GIVEN DATA:
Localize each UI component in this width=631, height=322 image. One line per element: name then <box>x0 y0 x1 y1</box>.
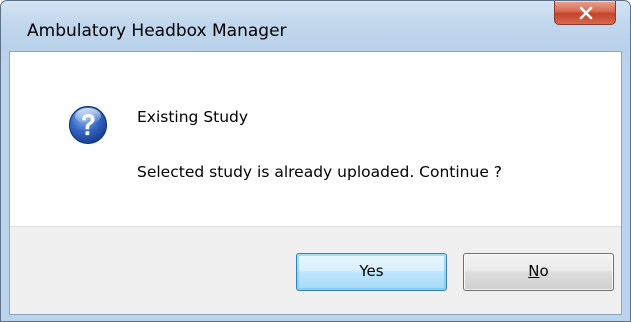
window-title: Ambulatory Headbox Manager <box>27 21 287 41</box>
dialog-client-area: Existing Study Selected study is already… <box>9 51 622 315</box>
no-button-mnemonic: N <box>528 262 540 280</box>
dialog-window: Ambulatory Headbox Manager Existing Stud… <box>0 0 631 322</box>
no-button-label-rest: o <box>539 262 549 280</box>
question-icon <box>68 105 108 145</box>
message-area: Existing Study Selected study is already… <box>10 52 621 226</box>
yes-button[interactable]: Yes <box>296 253 447 291</box>
yes-button-label: Yes <box>359 262 384 280</box>
button-strip: Yes No <box>10 226 621 314</box>
message-heading: Existing Study <box>137 108 249 126</box>
no-button[interactable]: No <box>463 253 614 291</box>
message-text: Selected study is already uploaded. Cont… <box>137 163 503 181</box>
close-icon <box>579 6 593 20</box>
close-button[interactable] <box>554 1 616 25</box>
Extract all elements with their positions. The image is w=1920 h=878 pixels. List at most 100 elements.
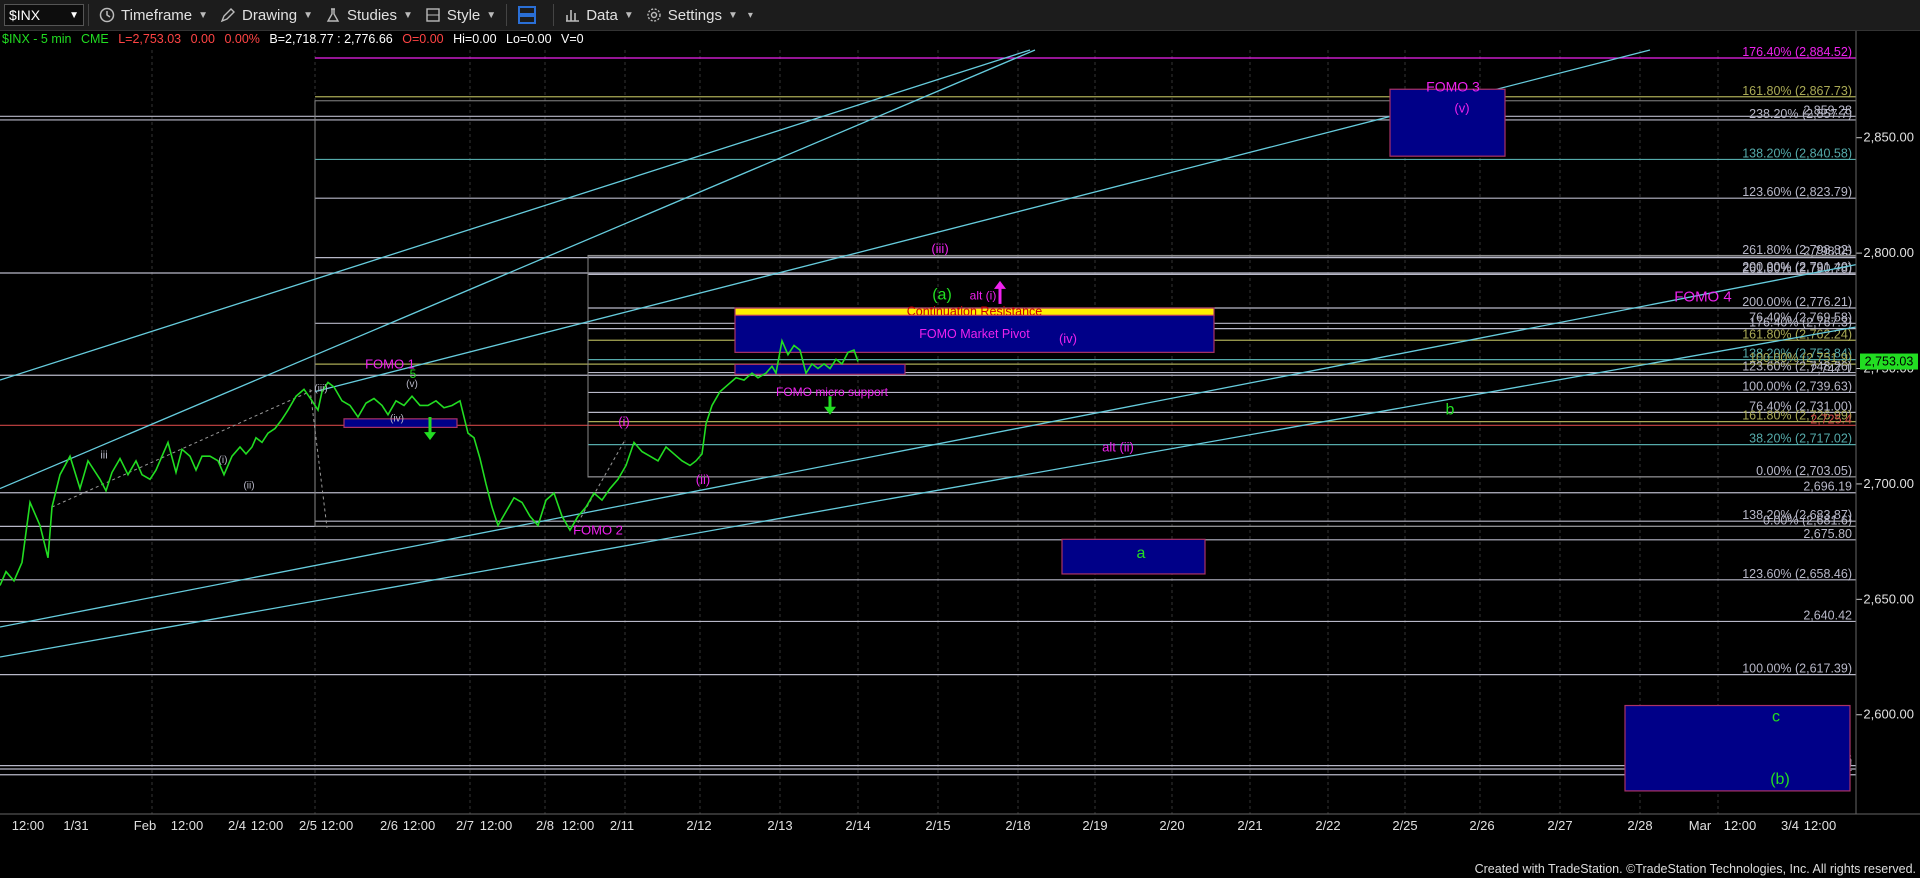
wave-annotation: (iii) — [931, 241, 948, 256]
x-axis-label: 2/15 — [925, 818, 950, 833]
chevron-down-icon: ▼ — [69, 9, 79, 21]
fib-level-label: 0.00% (2,681.6) — [1763, 513, 1852, 527]
bar-chart-icon — [566, 10, 580, 22]
chevron-down-icon: ▼ — [623, 9, 634, 21]
copyright-footer: Created with TradeStation. ©TradeStation… — [1474, 862, 1916, 876]
chevron-down-icon: ▼ — [486, 9, 497, 21]
wave-annotation: (iv) — [1059, 331, 1077, 346]
y-axis-label: 2,700.00 — [1863, 476, 1914, 491]
fib-level-label: 38.20% (2,717.02) — [1749, 432, 1852, 446]
wave-annotation: b — [1446, 402, 1455, 419]
wave-annotation: FOMO 3 — [1426, 79, 1480, 95]
x-axis-label: 3/4 — [1781, 818, 1799, 833]
info-hi: Hi=0.00 — [453, 32, 497, 46]
x-axis-label: 2/6 — [380, 818, 398, 833]
wave-annotation: alt (i) — [970, 288, 997, 302]
fib-level-label: 176.40% (2,884.52) — [1742, 45, 1852, 59]
x-axis-label: 2/22 — [1315, 818, 1340, 833]
x-axis-label: Feb — [134, 818, 156, 833]
fib-level-label: 2,798.05 — [1803, 245, 1852, 259]
fib-level-label: 200.00% (2,776.21) — [1742, 295, 1852, 309]
toolbar-separator — [553, 4, 555, 26]
x-axis-label: 12:00 — [562, 818, 595, 833]
wave-annotation: (v) — [406, 379, 418, 390]
chevron-down-icon: ▼ — [727, 9, 738, 21]
drawing-label: Drawing — [242, 6, 298, 24]
fib-level-label: 2,747.1 — [1810, 362, 1852, 376]
toolbar-separator — [88, 4, 89, 26]
x-axis-label: 2/11 — [610, 818, 634, 833]
fib-level-label: 2,725.4 — [1810, 412, 1852, 426]
x-axis-label: 2/7 — [456, 818, 474, 833]
wave-annotation: (i) — [219, 455, 228, 466]
x-axis-label: 2/19 — [1082, 818, 1107, 833]
x-axis-label: 2/25 — [1392, 818, 1417, 833]
layout-icon — [518, 6, 537, 24]
fib-level-label: 2,640.42 — [1803, 608, 1852, 622]
wave-annotation: FOMO 1 — [365, 357, 415, 372]
x-axis-label: 12:00 — [171, 818, 204, 833]
info-change-pct: 0.00% — [224, 32, 260, 46]
x-axis-label: 2/12 — [686, 818, 711, 833]
timeframe-button[interactable]: Timeframe ▼ — [93, 2, 214, 28]
clock-icon — [99, 7, 115, 23]
y-axis-label: 2,850.00 — [1863, 130, 1914, 145]
wave-annotation: alt (ii) — [1102, 440, 1134, 455]
layout-button[interactable] — [511, 2, 549, 28]
fib-level-label: 123.60% (2,823.79) — [1742, 185, 1852, 199]
data-button[interactable]: Data ▼ — [558, 2, 640, 28]
chevron-down-icon: ▼ — [198, 9, 209, 21]
symbol-selector[interactable]: $INX ▼ — [4, 4, 84, 26]
chevron-down-icon: ▼ — [303, 9, 313, 21]
wave-annotation: (v) — [1454, 100, 1469, 115]
fib-level-label: 2,696.19 — [1803, 480, 1852, 494]
toolbar: $INX ▼ Timeframe ▼ Drawing ▼ Studies ▼ Styl… — [0, 0, 1920, 31]
x-axis-label: 2/8 — [536, 818, 554, 833]
drawing-button[interactable]: Drawing ▼ — [214, 2, 319, 28]
x-axis-label: 2/14 — [845, 818, 870, 833]
symbol-text: $INX — [9, 7, 41, 23]
x-axis-label: 2/26 — [1469, 818, 1494, 833]
price-chart[interactable]: 176.40% (2,884.52) 161.80% (2,867.73) 2,85… — [0, 31, 1920, 853]
fib-level-label: 2,675.80 — [1803, 527, 1852, 541]
info-lo: Lo=0.00 — [506, 32, 552, 46]
style-icon — [426, 8, 440, 22]
x-axis-label: 2/18 — [1005, 818, 1030, 833]
x-axis-label: 2/21 — [1237, 818, 1262, 833]
x-axis-label: 2/13 — [767, 818, 792, 833]
wave-annotation: a — [1137, 545, 1146, 562]
y-axis-label: 2,650.00 — [1863, 591, 1914, 606]
style-button[interactable]: Style ▼ — [419, 2, 502, 28]
x-axis-label: 2/20 — [1159, 818, 1184, 833]
x-axis-label: 1/31 — [63, 818, 88, 833]
fib-level-label: 100.00% (2,617.39) — [1742, 662, 1852, 676]
fib-level-label: 161.80% (2,867.73) — [1742, 84, 1852, 98]
fib-level-label: 123.60% (2,658.46) — [1742, 567, 1852, 581]
wave-annotation: FOMO 2 — [573, 523, 623, 538]
studies-button[interactable]: Studies ▼ — [319, 2, 419, 28]
x-axis-label: 12:00 — [480, 818, 513, 833]
timeframe-label: Timeframe — [121, 6, 193, 24]
x-axis-label: 12:00 — [403, 818, 436, 833]
settings-button[interactable]: Settings ▼ ▾ — [640, 2, 759, 28]
wave-annotation: (i) — [618, 414, 630, 429]
info-exchange: CME — [80, 32, 109, 46]
x-axis-label: 12:00 — [321, 818, 354, 833]
zone-label: FOMO Market Pivot — [919, 327, 1030, 341]
flask-icon — [326, 8, 340, 22]
wave-annotation: (ii) — [243, 481, 254, 492]
wave-annotation: FOMO micro support — [776, 385, 889, 399]
info-bounds: B=2,718.77 : 2,776.66 — [269, 32, 393, 46]
wave-annotation: (ii) — [696, 472, 710, 487]
toolbar-separator — [506, 4, 508, 26]
chart-info-line: $INX - 5 min CME L=2,753.03 0.00 0.00% B… — [2, 32, 590, 46]
target-zone-box — [1624, 704, 1851, 792]
wave-annotation: iii — [100, 450, 107, 462]
chevron-down-icon: ▾ — [747, 9, 753, 21]
wave-annotation: FOMO 4 — [1674, 289, 1732, 306]
fib-level-label: 138.20% (2,840.58) — [1742, 146, 1852, 160]
data-label: Data — [586, 6, 618, 24]
target-zone-box — [1389, 88, 1506, 157]
info-last: L=2,753.03 — [118, 32, 182, 46]
x-axis-label: 12:00 — [1724, 818, 1757, 833]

SET TASK: Reproduce the data from its first line through the line containing "Extract all elements", changing each occurrence of "Headbox" to "Amplifier" and leaving everything else unaltered. Omit the pictures from your reproduction.

FINISHED TASK:
Localize each UI component in this width=631, height=322 image. One line per element: name then <box>x0 y0 x1 y1</box>.
window-title: Ambulatory Amplifier Manager <box>27 21 287 41</box>
dialog-client-area: Existing Study Selected study is already… <box>9 51 622 315</box>
no-button-mnemonic: N <box>528 262 540 280</box>
dialog-window: Ambulatory Amplifier Manager Existing Stud… <box>0 0 631 322</box>
no-button-label-rest: o <box>539 262 549 280</box>
question-icon <box>68 105 108 145</box>
message-area: Existing Study Selected study is already… <box>10 52 621 226</box>
yes-button[interactable]: Yes <box>296 253 447 291</box>
yes-button-label: Yes <box>359 262 384 280</box>
button-strip: Yes No <box>10 226 621 314</box>
message-heading: Existing Study <box>137 108 249 126</box>
no-button[interactable]: No <box>463 253 614 291</box>
message-text: Selected study is already uploaded. Cont… <box>137 163 503 181</box>
close-icon <box>579 6 593 20</box>
close-button[interactable] <box>554 1 616 25</box>
Extract all elements with their positions. The image is w=1920 h=878 pixels. List at most 100 elements.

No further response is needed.